## START

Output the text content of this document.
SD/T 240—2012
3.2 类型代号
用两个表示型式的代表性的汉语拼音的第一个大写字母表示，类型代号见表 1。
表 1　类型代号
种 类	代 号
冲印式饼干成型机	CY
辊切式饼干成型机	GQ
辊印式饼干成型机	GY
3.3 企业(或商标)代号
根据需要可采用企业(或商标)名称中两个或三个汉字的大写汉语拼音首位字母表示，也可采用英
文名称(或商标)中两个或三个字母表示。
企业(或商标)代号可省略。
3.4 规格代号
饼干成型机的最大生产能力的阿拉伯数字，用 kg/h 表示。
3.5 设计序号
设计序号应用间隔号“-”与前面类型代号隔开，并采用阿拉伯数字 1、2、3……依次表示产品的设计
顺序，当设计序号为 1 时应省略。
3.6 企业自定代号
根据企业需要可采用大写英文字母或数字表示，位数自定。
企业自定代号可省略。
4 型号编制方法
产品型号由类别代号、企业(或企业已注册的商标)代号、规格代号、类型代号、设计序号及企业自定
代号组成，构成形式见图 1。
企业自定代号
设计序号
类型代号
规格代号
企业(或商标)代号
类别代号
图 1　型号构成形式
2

## END

→ PROMPT
Take the listing above and write it out again exactly.

→ WRITTEN RESPONSE
Output the text content of this document.
SD/T 240—2012
3.2 类型代号
用两个表示型式的代表性的汉语拼音的第一个大写字母表示，类型代号见表 1。
表 1　类型代号
种 类	代 号
冲印式饼干成型机	CY
辊切式饼干成型机	GQ
辊印式饼干成型机	GY
3.3 企业(或商标)代号
根据需要可采用企业(或商标)名称中两个或三个汉字的大写汉语拼音首位字母表示，也可采用英
文名称(或商标)中两个或三个字母表示。
企业(或商标)代号可省略。
3.4 规格代号
饼干成型机的最大生产能力的阿拉伯数字，用 kg/h 表示。
3.5 设计序号
设计序号应用间隔号“-”与前面类型代号隔开，并采用阿拉伯数字 1、2、3……依次表示产品的设计
顺序，当设计序号为 1 时应省略。
3.6 企业自定代号
根据企业需要可采用大写英文字母或数字表示，位数自定。
企业自定代号可省略。
4 型号编制方法
产品型号由类别代号、企业(或企业已注册的商标)代号、规格代号、类型代号、设计序号及企业自定
代号组成，构成形式见图 1。
企业自定代号
设计序号
类型代号
规格代号
企业(或商标)代号
类别代号
图 1　型号构成形式
2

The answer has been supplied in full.